··· The records ···

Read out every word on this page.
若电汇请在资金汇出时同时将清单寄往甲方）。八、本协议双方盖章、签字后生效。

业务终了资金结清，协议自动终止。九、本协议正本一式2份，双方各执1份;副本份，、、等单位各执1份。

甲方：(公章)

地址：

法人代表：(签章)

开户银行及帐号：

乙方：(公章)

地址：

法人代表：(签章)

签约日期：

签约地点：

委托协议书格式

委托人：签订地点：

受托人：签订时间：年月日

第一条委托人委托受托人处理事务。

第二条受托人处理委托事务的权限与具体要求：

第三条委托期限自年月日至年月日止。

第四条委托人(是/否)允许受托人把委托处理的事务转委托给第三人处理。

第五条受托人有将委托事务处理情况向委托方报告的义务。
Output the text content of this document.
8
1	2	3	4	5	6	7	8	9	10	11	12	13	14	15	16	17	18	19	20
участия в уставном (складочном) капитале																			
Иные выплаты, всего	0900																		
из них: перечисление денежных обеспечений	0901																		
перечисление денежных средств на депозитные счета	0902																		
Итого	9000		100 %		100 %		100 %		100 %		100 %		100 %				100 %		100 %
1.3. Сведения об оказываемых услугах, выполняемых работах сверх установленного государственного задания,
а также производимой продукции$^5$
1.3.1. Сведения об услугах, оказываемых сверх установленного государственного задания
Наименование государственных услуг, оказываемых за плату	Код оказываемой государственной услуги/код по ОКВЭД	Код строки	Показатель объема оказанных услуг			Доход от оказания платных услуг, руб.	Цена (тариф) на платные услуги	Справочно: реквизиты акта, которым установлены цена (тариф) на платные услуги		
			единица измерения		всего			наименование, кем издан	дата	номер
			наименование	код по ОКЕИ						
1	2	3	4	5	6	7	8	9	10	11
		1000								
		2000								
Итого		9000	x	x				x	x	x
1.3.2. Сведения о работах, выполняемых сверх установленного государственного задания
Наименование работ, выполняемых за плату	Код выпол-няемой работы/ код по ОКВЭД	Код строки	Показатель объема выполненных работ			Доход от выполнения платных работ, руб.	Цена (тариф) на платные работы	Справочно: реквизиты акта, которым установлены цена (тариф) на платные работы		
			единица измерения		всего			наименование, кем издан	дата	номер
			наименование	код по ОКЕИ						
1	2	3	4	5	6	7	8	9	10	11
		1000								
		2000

···

Problem description: Please restate the whole listing word for word.

Response to this exercise:
Read out every word on this page.
若电汇请在资金汇出时同时将清单寄往甲方）。八、本协议双方盖章、签字后生效。

业务终了资金结清，协议自动终止。九、本协议正本一式2份，双方各执1份;副本份，、、等单位各执1份。

甲方：(公章)

地址：

法人代表：(签章)

开户银行及帐号：

乙方：(公章)

地址：

法人代表：(签章)

签约日期：

签约地点：

委托协议书格式

委托人：签订地点：

受托人：签订时间：年月日

第一条委托人委托受托人处理事务。

第二条受托人处理委托事务的权限与具体要求：

第三条委托期限自年月日至年月日止。

第四条委托人(是/否)允许受托人把委托处理的事务转委托给第三人处理。

第五条受托人有将委托事务处理情况向委托方报告的义务。
Output the text content of this document.
8
1	2	3	4	5	6	7	8	9	10	11	12	13	14	15	16	17	18	19	20
участия в уставном (складочном) капитале																			
Иные выплаты, всего	0900																		
из них: перечисление денежных обеспечений	0901																		
перечисление денежных средств на депозитные счета	0902																		
Итого	9000		100 %		100 %		100 %		100 %		100 %		100 %				100 %		100 %
1.3. Сведения об оказываемых услугах, выполняемых работах сверх установленного государственного задания,
а также производимой продукции$^5$
1.3.1. Сведения об услугах, оказываемых сверх установленного государственного задания
Наименование государственных услуг, оказываемых за плату	Код оказываемой государственной услуги/код по ОКВЭД	Код строки	Показатель объема оказанных услуг			Доход от оказания платных услуг, руб.	Цена (тариф) на платные услуги	Справочно: реквизиты акта, которым установлены цена (тариф) на платные услуги		
			единица измерения		всего			наименование, кем издан	дата	номер
			наименование	код по ОКЕИ						
1	2	3	4	5	6	7	8	9	10	11
		1000								
		2000								
Итого		9000	x	x				x	x	x
1.3.2. Сведения о работах, выполняемых сверх установленного государственного задания
Наименование работ, выполняемых за плату	Код выпол-няемой работы/ код по ОКВЭД	Код строки	Показатель объема выполненных работ			Доход от выполнения платных работ, руб.	Цена (тариф) на платные работы	Справочно: реквизиты акта, которым установлены цена (тариф) на платные работы		
			единица измерения		всего			наименование, кем издан	дата	номер
			наименование	код по ОКЕИ						
1	2	3	4	5	6	7	8	9	10	11
		1000								
		2000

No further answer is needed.